EXERCISE DESCRIPTION:
Exclude the pictures, then repeat the remaining data exactly.

━━ INPUT DATA

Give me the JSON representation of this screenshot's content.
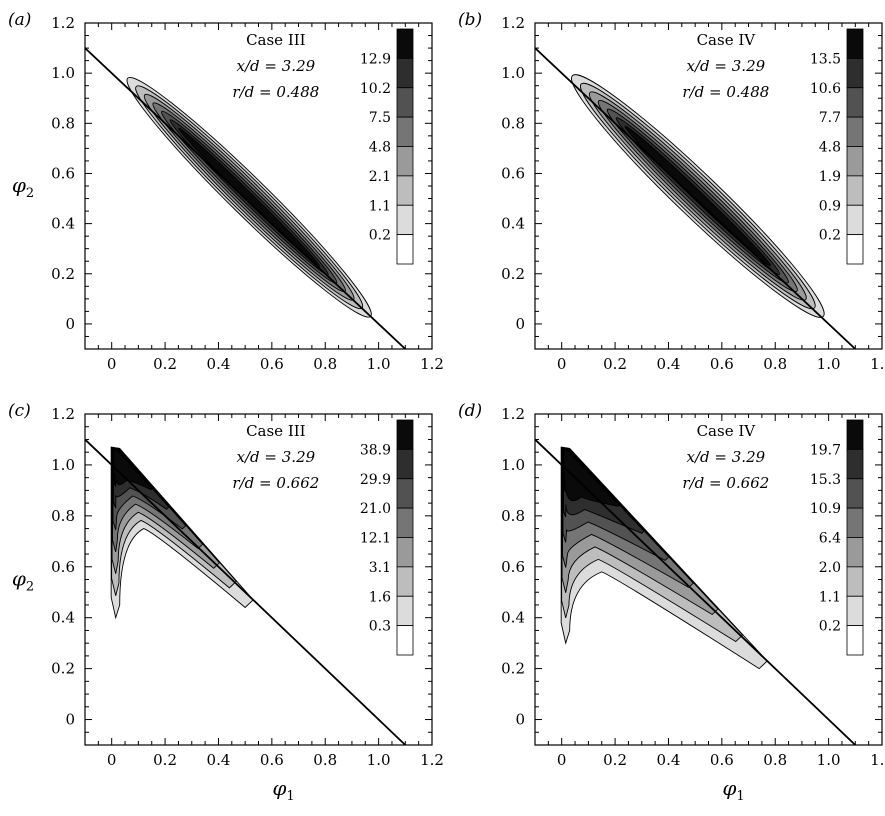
{
  "chart_data": [
    {
      "type": "contour",
      "panel": "(a)",
      "xlabel": "",
      "ylabel": "φ2",
      "xlim": [
        -0.1,
        1.2
      ],
      "ylim": [
        -0.1,
        1.2
      ],
      "xticks": [
        "0",
        "0.2",
        "0.4",
        "0.6",
        "0.8",
        "1.0",
        "1.2"
      ],
      "yticks": [
        "0",
        "0.2",
        "0.4",
        "0.6",
        "0.8",
        "1.0",
        "1.2"
      ],
      "annotations": [
        "Case III",
        "x/d = 3.29",
        "r/d = 0.488"
      ],
      "colorbar_levels": [
        "0.2",
        "1.1",
        "2.1",
        "4.8",
        "7.5",
        "10.2",
        "12.9"
      ],
      "reference_line": {
        "from": [
          -0.1,
          1.1
        ],
        "to": [
          1.1,
          -0.1
        ]
      },
      "distribution": {
        "spine_from": [
          0.06,
          0.98
        ],
        "spine_to": [
          0.97,
          0.03
        ],
        "half_width": 0.07,
        "shape": "band"
      }
    },
    {
      "type": "contour",
      "panel": "(b)",
      "xlabel": "",
      "ylabel": "",
      "xlim": [
        -0.1,
        1.2
      ],
      "ylim": [
        -0.1,
        1.2
      ],
      "xticks": [
        "0",
        "0.2",
        "0.4",
        "0.6",
        "0.8",
        "1.0",
        "1.2"
      ],
      "yticks": [
        "0",
        "0.2",
        "0.4",
        "0.6",
        "0.8",
        "1.0",
        "1.2"
      ],
      "annotations": [
        "Case IV",
        "x/d = 3.29",
        "r/d = 0.488"
      ],
      "colorbar_levels": [
        "0.2",
        "0.9",
        "1.9",
        "4.8",
        "7.7",
        "10.6",
        "13.5"
      ],
      "reference_line": {
        "from": [
          -0.1,
          1.1
        ],
        "to": [
          1.1,
          -0.1
        ]
      },
      "distribution": {
        "spine_from": [
          0.04,
          0.99
        ],
        "spine_to": [
          0.98,
          0.03
        ],
        "half_width": 0.08,
        "shape": "band"
      }
    },
    {
      "type": "contour",
      "panel": "(c)",
      "xlabel": "φ1",
      "ylabel": "φ2",
      "xlim": [
        -0.1,
        1.2
      ],
      "ylim": [
        -0.1,
        1.2
      ],
      "xticks": [
        "0",
        "0.2",
        "0.4",
        "0.6",
        "0.8",
        "1.0",
        "1.2"
      ],
      "yticks": [
        "0",
        "0.2",
        "0.4",
        "0.6",
        "0.8",
        "1.0",
        "1.2"
      ],
      "annotations": [
        "Case III",
        "x/d = 3.29",
        "r/d = 0.662"
      ],
      "colorbar_levels": [
        "0.3",
        "1.6",
        "3.1",
        "12.1",
        "21.0",
        "29.9",
        "38.9"
      ],
      "reference_line": {
        "from": [
          -0.1,
          1.1
        ],
        "to": [
          1.1,
          -0.1
        ]
      },
      "distribution": {
        "apex": [
          0.01,
          1.07
        ],
        "tip": [
          0.53,
          0.47
        ],
        "bottom": [
          0.01,
          0.4
        ],
        "dip": [
          0.12,
          0.75
        ],
        "shape": "wedge"
      }
    },
    {
      "type": "contour",
      "panel": "(d)",
      "xlabel": "φ1",
      "ylabel": "",
      "xlim": [
        -0.1,
        1.2
      ],
      "ylim": [
        -0.1,
        1.2
      ],
      "xticks": [
        "0",
        "0.2",
        "0.4",
        "0.6",
        "0.8",
        "1.0",
        "1.2"
      ],
      "yticks": [
        "0",
        "0.2",
        "0.4",
        "0.6",
        "0.8",
        "1.0",
        "1.2"
      ],
      "annotations": [
        "Case IV",
        "x/d = 3.29",
        "r/d = 0.662"
      ],
      "colorbar_levels": [
        "0.2",
        "1.1",
        "2.0",
        "6.4",
        "10.9",
        "15.3",
        "19.7"
      ],
      "reference_line": {
        "from": [
          -0.1,
          1.1
        ],
        "to": [
          1.1,
          -0.1
        ]
      },
      "distribution": {
        "apex": [
          0.01,
          1.07
        ],
        "tip": [
          0.77,
          0.23
        ],
        "bottom": [
          0.01,
          0.3
        ],
        "dip": [
          0.15,
          0.58
        ],
        "shape": "wedge"
      }
    }
  ],
  "palette": {
    "shade_levels": [
      "#ffffff",
      "#dcdcdc",
      "#bdbdbd",
      "#9a9a9a",
      "#757575",
      "#525252",
      "#2e2e2e",
      "#0a0a0a"
    ],
    "line": "#000000"
  }
}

━━━━

THE ANSWER:
Give me the JSON representation of this screenshot's content.
{
  "chart_data": [
    {
      "type": "contour",
      "panel": "(a)",
      "xlabel": "",
      "ylabel": "φ2",
      "xlim": [
        -0.1,
        1.2
      ],
      "ylim": [
        -0.1,
        1.2
      ],
      "xticks": [
        "0",
        "0.2",
        "0.4",
        "0.6",
        "0.8",
        "1.0",
        "1.2"
      ],
      "yticks": [
        "0",
        "0.2",
        "0.4",
        "0.6",
        "0.8",
        "1.0",
        "1.2"
      ],
      "annotations": [
        "Case III",
        "x/d = 3.29",
        "r/d = 0.488"
      ],
      "colorbar_levels": [
        "0.2",
        "1.1",
        "2.1",
        "4.8",
        "7.5",
        "10.2",
        "12.9"
      ],
      "reference_line": {
        "from": [
          -0.1,
          1.1
        ],
        "to": [
          1.1,
          -0.1
        ]
      },
      "distribution": {
        "spine_from": [
          0.06,
          0.98
        ],
        "spine_to": [
          0.97,
          0.03
        ],
        "half_width": 0.07,
        "shape": "band"
      }
    },
    {
      "type": "contour",
      "panel": "(b)",
      "xlabel": "",
      "ylabel": "",
      "xlim": [
        -0.1,
        1.2
      ],
      "ylim": [
        -0.1,
        1.2
      ],
      "xticks": [
        "0",
        "0.2",
        "0.4",
        "0.6",
        "0.8",
        "1.0",
        "1.2"
      ],
      "yticks": [
        "0",
        "0.2",
        "0.4",
        "0.6",
        "0.8",
        "1.0",
        "1.2"
      ],
      "annotations": [
        "Case IV",
        "x/d = 3.29",
        "r/d = 0.488"
      ],
      "colorbar_levels": [
        "0.2",
        "0.9",
        "1.9",
        "4.8",
        "7.7",
        "10.6",
        "13.5"
      ],
      "reference_line": {
        "from": [
          -0.1,
          1.1
        ],
        "to": [
          1.1,
          -0.1
        ]
      },
      "distribution": {
        "spine_from": [
          0.04,
          0.99
        ],
        "spine_to": [
          0.98,
          0.03
        ],
        "half_width": 0.08,
        "shape": "band"
      }
    },
    {
      "type": "contour",
      "panel": "(c)",
      "xlabel": "φ1",
      "ylabel": "φ2",
      "xlim": [
        -0.1,
        1.2
      ],
      "ylim": [
        -0.1,
        1.2
      ],
      "xticks": [
        "0",
        "0.2",
        "0.4",
        "0.6",
        "0.8",
        "1.0",
        "1.2"
      ],
      "yticks": [
        "0",
        "0.2",
        "0.4",
        "0.6",
        "0.8",
        "1.0",
        "1.2"
      ],
      "annotations": [
        "Case III",
        "x/d = 3.29",
        "r/d = 0.662"
      ],
      "colorbar_levels": [
        "0.3",
        "1.6",
        "3.1",
        "12.1",
        "21.0",
        "29.9",
        "38.9"
      ],
      "reference_line": {
        "from": [
          -0.1,
          1.1
        ],
        "to": [
          1.1,
          -0.1
        ]
      },
      "distribution": {
        "apex": [
          0.01,
          1.07
        ],
        "tip": [
          0.53,
          0.47
        ],
        "bottom": [
          0.01,
          0.4
        ],
        "dip": [
          0.12,
          0.75
        ],
        "shape": "wedge"
      }
    },
    {
      "type": "contour",
      "panel": "(d)",
      "xlabel": "φ1",
      "ylabel": "",
      "xlim": [
        -0.1,
        1.2
      ],
      "ylim": [
        -0.1,
        1.2
      ],
      "xticks": [
        "0",
        "0.2",
        "0.4",
        "0.6",
        "0.8",
        "1.0",
        "1.2"
      ],
      "yticks": [
        "0",
        "0.2",
        "0.4",
        "0.6",
        "0.8",
        "1.0",
        "1.2"
      ],
      "annotations": [
        "Case IV",
        "x/d = 3.29",
        "r/d = 0.662"
      ],
      "colorbar_levels": [
        "0.2",
        "1.1",
        "2.0",
        "6.4",
        "10.9",
        "15.3",
        "19.7"
      ],
      "reference_line": {
        "from": [
          -0.1,
          1.1
        ],
        "to": [
          1.1,
          -0.1
        ]
      },
      "distribution": {
        "apex": [
          0.01,
          1.07
        ],
        "tip": [
          0.77,
          0.23
        ],
        "bottom": [
          0.01,
          0.3
        ],
        "dip": [
          0.15,
          0.58
        ],
        "shape": "wedge"
      }
    }
  ],
  "palette": {
    "shade_levels": [
      "#ffffff",
      "#dcdcdc",
      "#bdbdbd",
      "#9a9a9a",
      "#757575",
      "#525252",
      "#2e2e2e",
      "#0a0a0a"
    ],
    "line": "#000000"
  }
}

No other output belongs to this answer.